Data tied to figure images
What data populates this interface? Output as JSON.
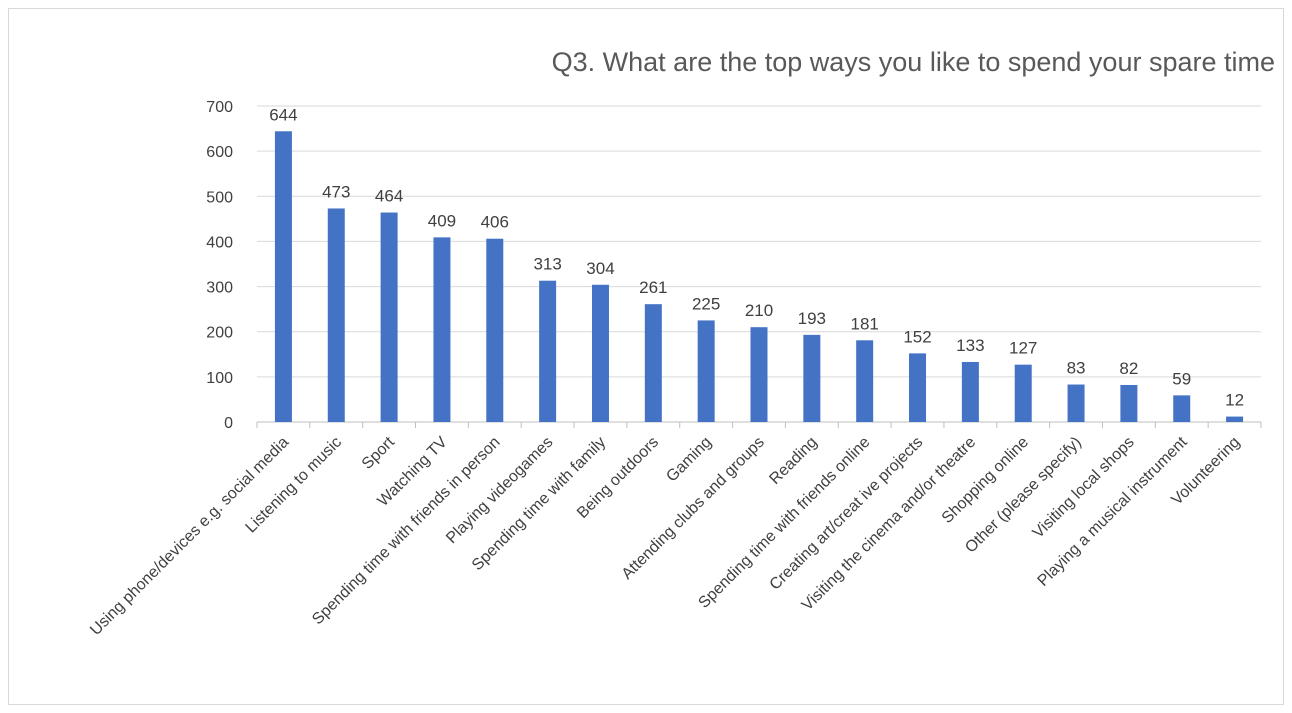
{
  "chart_data": {
    "type": "bar",
    "title": "Q3. What are the top ways you like to spend your spare time",
    "categories": [
      "Using phone/devices e.g. social media",
      "Listening to music",
      "Sport",
      "Watching TV",
      "Spending time with friends in person",
      "Playing videogames",
      "Spending time with family",
      "Being outdoors",
      "Gaming",
      "Attending clubs and groups",
      "Reading",
      "Spending time with friends online",
      "Creating art/creat ive projects",
      "Visiting the cinema and/or theatre",
      "Shopping online",
      "Other (please specify)",
      "Visiting local shops",
      "Playing a musical instrument",
      "Volunteering"
    ],
    "values": [
      644,
      473,
      464,
      409,
      406,
      313,
      304,
      261,
      225,
      210,
      193,
      181,
      152,
      133,
      127,
      83,
      82,
      59,
      12
    ],
    "ylim": [
      0,
      700
    ],
    "yticks": [
      0,
      100,
      200,
      300,
      400,
      500,
      600,
      700
    ],
    "xlabel": "",
    "ylabel": "",
    "grid": true,
    "legend": "none",
    "colors": {
      "bar": "#4472c4",
      "grid": "#d9d9d9",
      "text": "#404040",
      "title": "#595959"
    }
  }
}
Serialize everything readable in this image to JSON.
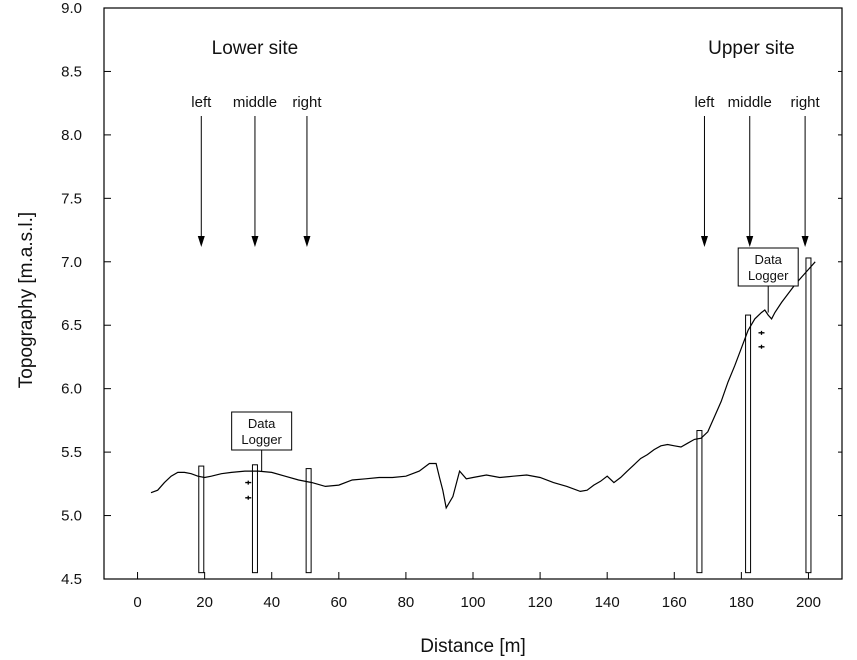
{
  "chart_data": {
    "type": "line",
    "title": "",
    "xlabel": "Distance [m]",
    "ylabel": "Topography  [m.a.s.l.]",
    "xlim": [
      -10,
      210
    ],
    "ylim": [
      4.5,
      9.0
    ],
    "x_ticks": [
      0,
      20,
      40,
      60,
      80,
      100,
      120,
      140,
      160,
      180,
      200
    ],
    "y_ticks": [
      4.5,
      5.0,
      5.5,
      6.0,
      6.5,
      7.0,
      7.5,
      8.0,
      8.5,
      9.0
    ],
    "x_tick_labels": [
      "0",
      "20",
      "40",
      "60",
      "80",
      "100",
      "120",
      "140",
      "160",
      "180",
      "200"
    ],
    "y_tick_labels": [
      "4.5",
      "5.0",
      "5.5",
      "6.0",
      "6.5",
      "7.0",
      "7.5",
      "8.0",
      "8.5",
      "9.0"
    ],
    "grid": false,
    "series": [
      {
        "x": [
          4,
          6,
          8,
          10,
          12,
          14,
          16,
          18,
          20,
          22,
          25,
          28,
          32,
          36,
          40,
          44,
          48,
          52,
          56,
          60,
          64,
          68,
          72,
          76,
          80,
          84,
          87,
          89,
          90,
          91,
          92,
          94,
          96,
          98,
          100,
          104,
          108,
          112,
          116,
          120,
          124,
          128,
          132,
          134,
          136,
          138,
          140,
          142,
          144,
          146,
          148,
          150,
          152,
          154,
          156,
          158,
          160,
          162,
          164,
          166,
          168,
          170,
          172,
          174,
          176,
          178,
          180,
          182,
          184,
          186,
          187,
          188,
          189,
          190,
          192,
          194,
          196,
          198,
          200,
          202
        ],
        "y": [
          5.18,
          5.2,
          5.26,
          5.31,
          5.34,
          5.34,
          5.33,
          5.31,
          5.3,
          5.31,
          5.33,
          5.34,
          5.35,
          5.35,
          5.34,
          5.31,
          5.28,
          5.26,
          5.23,
          5.24,
          5.28,
          5.29,
          5.3,
          5.3,
          5.31,
          5.35,
          5.41,
          5.41,
          5.3,
          5.2,
          5.06,
          5.15,
          5.35,
          5.29,
          5.3,
          5.32,
          5.3,
          5.31,
          5.32,
          5.3,
          5.26,
          5.23,
          5.19,
          5.2,
          5.24,
          5.27,
          5.31,
          5.26,
          5.3,
          5.35,
          5.4,
          5.45,
          5.48,
          5.52,
          5.55,
          5.56,
          5.55,
          5.54,
          5.57,
          5.6,
          5.61,
          5.66,
          5.78,
          5.9,
          6.05,
          6.18,
          6.32,
          6.46,
          6.55,
          6.6,
          6.62,
          6.58,
          6.55,
          6.6,
          6.68,
          6.75,
          6.82,
          6.88,
          6.94,
          7.0
        ]
      }
    ],
    "sites": [
      {
        "label": "Lower site",
        "x": 35
      },
      {
        "label": "Upper site",
        "x": 183
      }
    ],
    "arrows": [
      {
        "label": "left",
        "x": 19
      },
      {
        "label": "middle",
        "x": 35
      },
      {
        "label": "right",
        "x": 50.5
      },
      {
        "label": "left",
        "x": 169
      },
      {
        "label": "middle",
        "x": 182.5
      },
      {
        "label": "right",
        "x": 199
      }
    ],
    "bars": [
      {
        "x": 19,
        "top": 5.39
      },
      {
        "x": 35,
        "top": 5.4
      },
      {
        "x": 51,
        "top": 5.37
      },
      {
        "x": 167.5,
        "top": 5.67
      },
      {
        "x": 182,
        "top": 6.58
      },
      {
        "x": 200,
        "top": 7.03
      }
    ],
    "markers": [
      {
        "x": 33,
        "y": 5.26
      },
      {
        "x": 33,
        "y": 5.14
      },
      {
        "x": 186,
        "y": 6.44
      },
      {
        "x": 186,
        "y": 6.33
      }
    ],
    "loggers": [
      {
        "line1": "Data",
        "line2": "Logger",
        "x": 37
      },
      {
        "line1": "Data",
        "line2": "Logger",
        "x": 188
      }
    ]
  }
}
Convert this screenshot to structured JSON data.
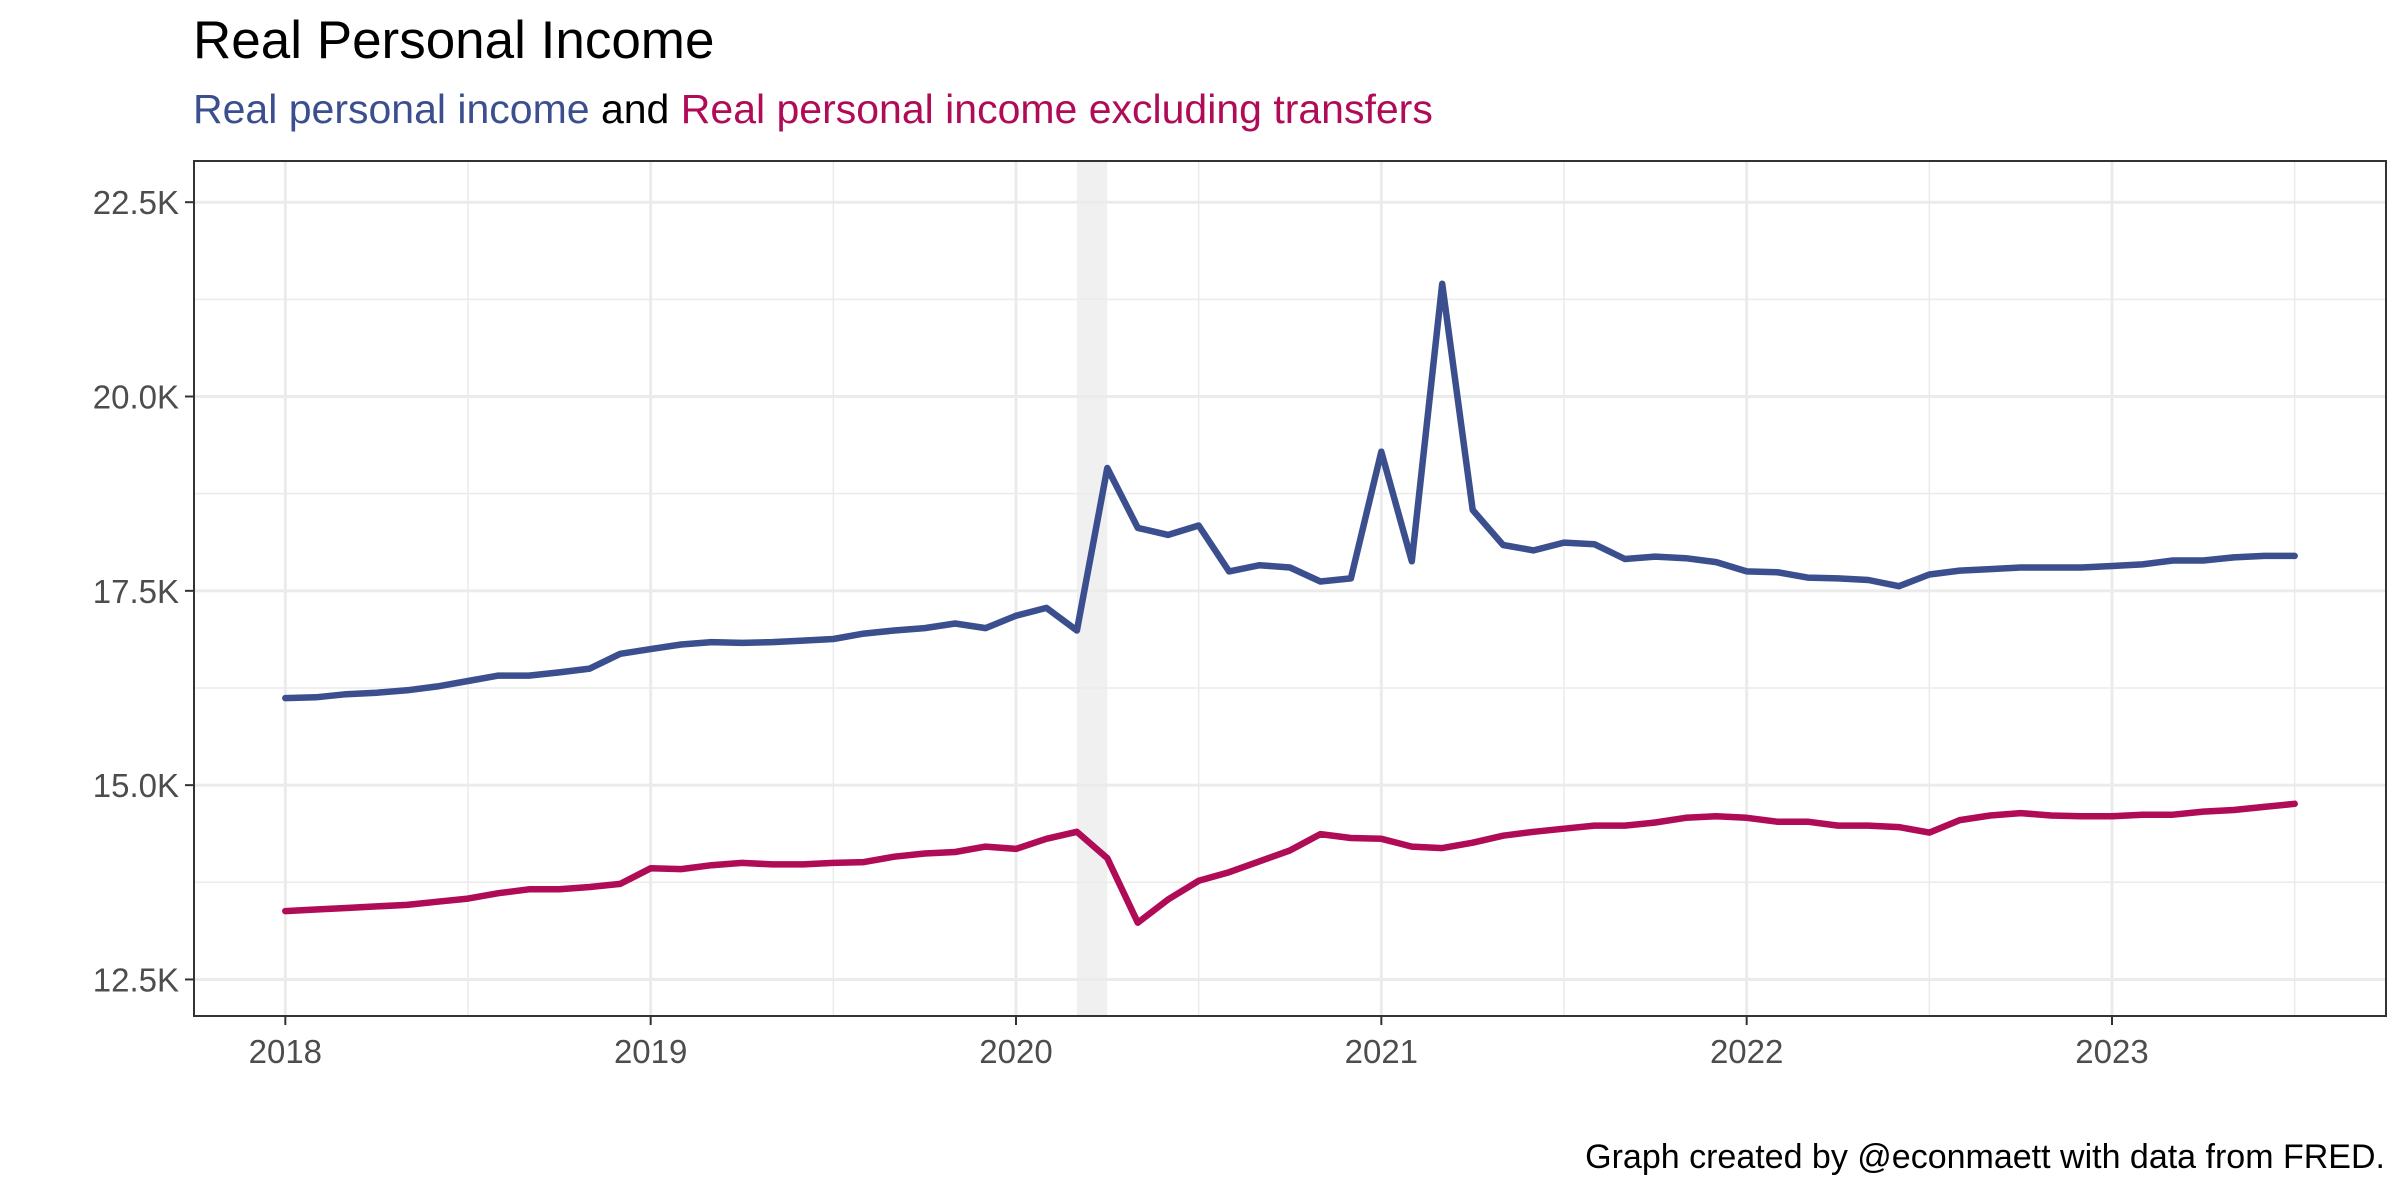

### Exercise directions
Will you set down the records word for word while leaving out every picture?

### In response
What data populates this interface? Output as JSON.
{
  "chart_data": {
    "type": "bar",
    "title": "Q3. What are the top ways you like to spend your spare time",
    "categories": [
      "Using phone/devices e.g. social media",
      "Listening to music",
      "Sport",
      "Watching TV",
      "Spending time with friends in person",
      "Playing videogames",
      "Spending time with family",
      "Being outdoors",
      "Gaming",
      "Attending clubs and groups",
      "Reading",
      "Spending time with friends online",
      "Creating art/creat ive projects",
      "Visiting the cinema and/or theatre",
      "Shopping online",
      "Other (please specify)",
      "Visiting local shops",
      "Playing a musical instrument",
      "Volunteering"
    ],
    "values": [
      644,
      473,
      464,
      409,
      406,
      313,
      304,
      261,
      225,
      210,
      193,
      181,
      152,
      133,
      127,
      83,
      82,
      59,
      12
    ],
    "ylim": [
      0,
      700
    ],
    "yticks": [
      0,
      100,
      200,
      300,
      400,
      500,
      600,
      700
    ],
    "xlabel": "",
    "ylabel": "",
    "grid": true,
    "legend": "none",
    "colors": {
      "bar": "#4472c4",
      "grid": "#d9d9d9",
      "text": "#404040",
      "title": "#595959"
    }
  }
}
Serialize everything readable in this image to JSON.
{
  "chart_data": {
    "type": "line",
    "title": "",
    "xlabel": "Distance [m]",
    "ylabel": "Topography  [m.a.s.l.]",
    "xlim": [
      -10,
      210
    ],
    "ylim": [
      4.5,
      9.0
    ],
    "x_ticks": [
      0,
      20,
      40,
      60,
      80,
      100,
      120,
      140,
      160,
      180,
      200
    ],
    "y_ticks": [
      4.5,
      5.0,
      5.5,
      6.0,
      6.5,
      7.0,
      7.5,
      8.0,
      8.5,
      9.0
    ],
    "x_tick_labels": [
      "0",
      "20",
      "40",
      "60",
      "80",
      "100",
      "120",
      "140",
      "160",
      "180",
      "200"
    ],
    "y_tick_labels": [
      "4.5",
      "5.0",
      "5.5",
      "6.0",
      "6.5",
      "7.0",
      "7.5",
      "8.0",
      "8.5",
      "9.0"
    ],
    "grid": false,
    "series": [
      {
        "x": [
          4,
          6,
          8,
          10,
          12,
          14,
          16,
          18,
          20,
          22,
          25,
          28,
          32,
          36,
          40,
          44,
          48,
          52,
          56,
          60,
          64,
          68,
          72,
          76,
          80,
          84,
          87,
          89,
          90,
          91,
          92,
          94,
          96,
          98,
          100,
          104,
          108,
          112,
          116,
          120,
          124,
          128,
          132,
          134,
          136,
          138,
          140,
          142,
          144,
          146,
          148,
          150,
          152,
          154,
          156,
          158,
          160,
          162,
          164,
          166,
          168,
          170,
          172,
          174,
          176,
          178,
          180,
          182,
          184,
          186,
          187,
          188,
          189,
          190,
          192,
          194,
          196,
          198,
          200,
          202
        ],
        "y": [
          5.18,
          5.2,
          5.26,
          5.31,
          5.34,
          5.34,
          5.33,
          5.31,
          5.3,
          5.31,
          5.33,
          5.34,
          5.35,
          5.35,
          5.34,
          5.31,
          5.28,
          5.26,
          5.23,
          5.24,
          5.28,
          5.29,
          5.3,
          5.3,
          5.31,
          5.35,
          5.41,
          5.41,
          5.3,
          5.2,
          5.06,
          5.15,
          5.35,
          5.29,
          5.3,
          5.32,
          5.3,
          5.31,
          5.32,
          5.3,
          5.26,
          5.23,
          5.19,
          5.2,
          5.24,
          5.27,
          5.31,
          5.26,
          5.3,
          5.35,
          5.4,
          5.45,
          5.48,
          5.52,
          5.55,
          5.56,
          5.55,
          5.54,
          5.57,
          5.6,
          5.61,
          5.66,
          5.78,
          5.9,
          6.05,
          6.18,
          6.32,
          6.46,
          6.55,
          6.6,
          6.62,
          6.58,
          6.55,
          6.6,
          6.68,
          6.75,
          6.82,
          6.88,
          6.94,
          7.0
        ]
      }
    ],
    "sites": [
      {
        "label": "Lower site",
        "x": 35
      },
      {
        "label": "Upper site",
        "x": 183
      }
    ],
    "arrows": [
      {
        "label": "left",
        "x": 19
      },
      {
        "label": "middle",
        "x": 35
      },
      {
        "label": "right",
        "x": 50.5
      },
      {
        "label": "left",
        "x": 169
      },
      {
        "label": "middle",
        "x": 182.5
      },
      {
        "label": "right",
        "x": 199
      }
    ],
    "bars": [
      {
        "x": 19,
        "top": 5.39
      },
      {
        "x": 35,
        "top": 5.4
      },
      {
        "x": 51,
        "top": 5.37
      },
      {
        "x": 167.5,
        "top": 5.67
      },
      {
        "x": 182,
        "top": 6.58
      },
      {
        "x": 200,
        "top": 7.03
      }
    ],
    "markers": [
      {
        "x": 33,
        "y": 5.26
      },
      {
        "x": 33,
        "y": 5.14
      },
      {
        "x": 186,
        "y": 6.44
      },
      {
        "x": 186,
        "y": 6.33
      }
    ],
    "loggers": [
      {
        "line1": "Data",
        "line2": "Logger",
        "x": 37
      },
      {
        "line1": "Data",
        "line2": "Logger",
        "x": 188
      }
    ]
  }
}
Convert this screenshot to structured JSON data.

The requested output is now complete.